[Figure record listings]

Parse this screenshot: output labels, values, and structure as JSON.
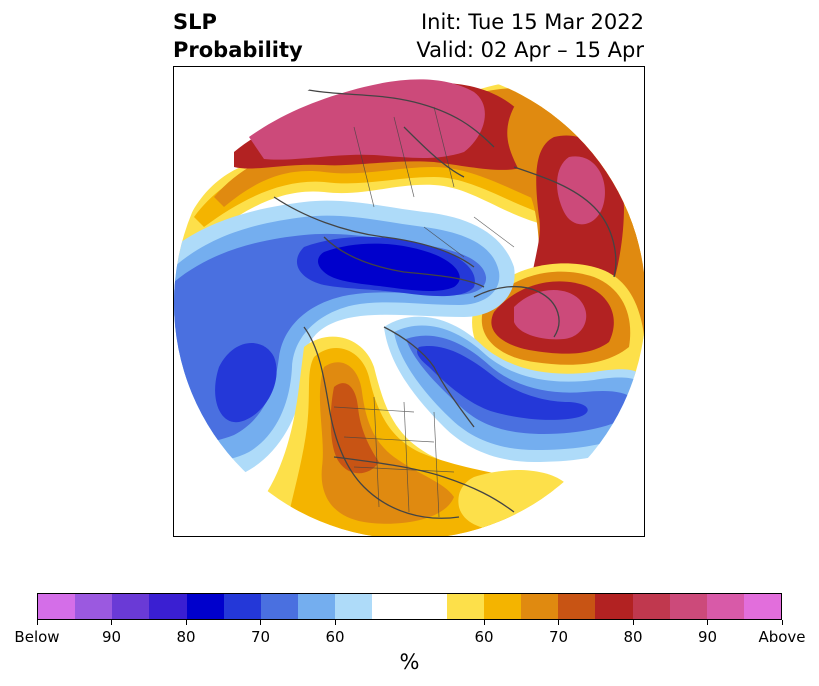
{
  "header": {
    "title_line1": "SLP",
    "title_line2": "Probability",
    "init": "Init: Tue 15 Mar 2022",
    "valid": "Valid: 02 Apr – 15 Apr"
  },
  "colorbar": {
    "colors": [
      "#d46ee8",
      "#9b59e0",
      "#6a3ad6",
      "#3a1fd2",
      "#0000cc",
      "#2438d8",
      "#4a70e0",
      "#74aeef",
      "#aedbf9",
      "#ffffff",
      "#ffffff",
      "#fde04a",
      "#f4b400",
      "#e08a10",
      "#c85414",
      "#b22222",
      "#c0384e",
      "#cc4a7a",
      "#d85aa8",
      "#e26edc"
    ],
    "tick_labels": [
      "Below",
      "90",
      "80",
      "70",
      "60",
      "60",
      "70",
      "80",
      "90",
      "Above"
    ],
    "units": "%"
  },
  "map": {
    "colors": {
      "above_low": "#fde04a",
      "above_60": "#f4b400",
      "above_70": "#e08a10",
      "above_75": "#c85414",
      "above_80": "#b22222",
      "above_85": "#c0384e",
      "above_90": "#cc4a7a",
      "below_low": "#aedbf9",
      "below_60": "#74aeef",
      "below_70": "#4a70e0",
      "below_75": "#2438d8",
      "below_80": "#0000cc",
      "coast": "#444444"
    }
  }
}
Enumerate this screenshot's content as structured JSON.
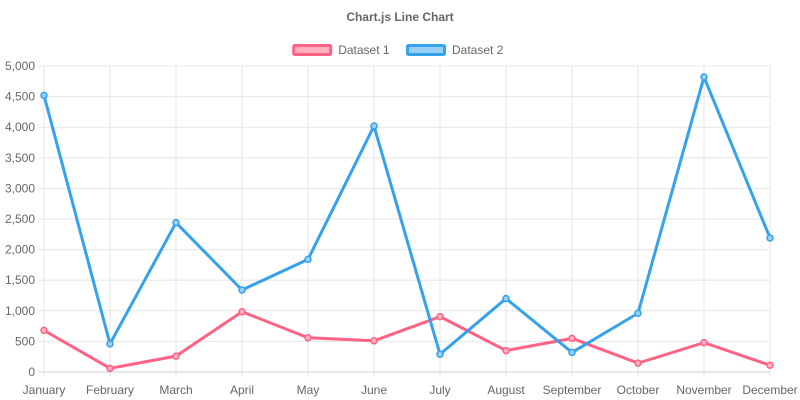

### WORK TO BE COMPLETED
In the listing, find each line with the string "JSON" and copy it.

### COMPLETE OUTPUT
Parse this screenshot: output labels, values, and structure as JSON.
Enumerate this screenshot's content as structured JSON.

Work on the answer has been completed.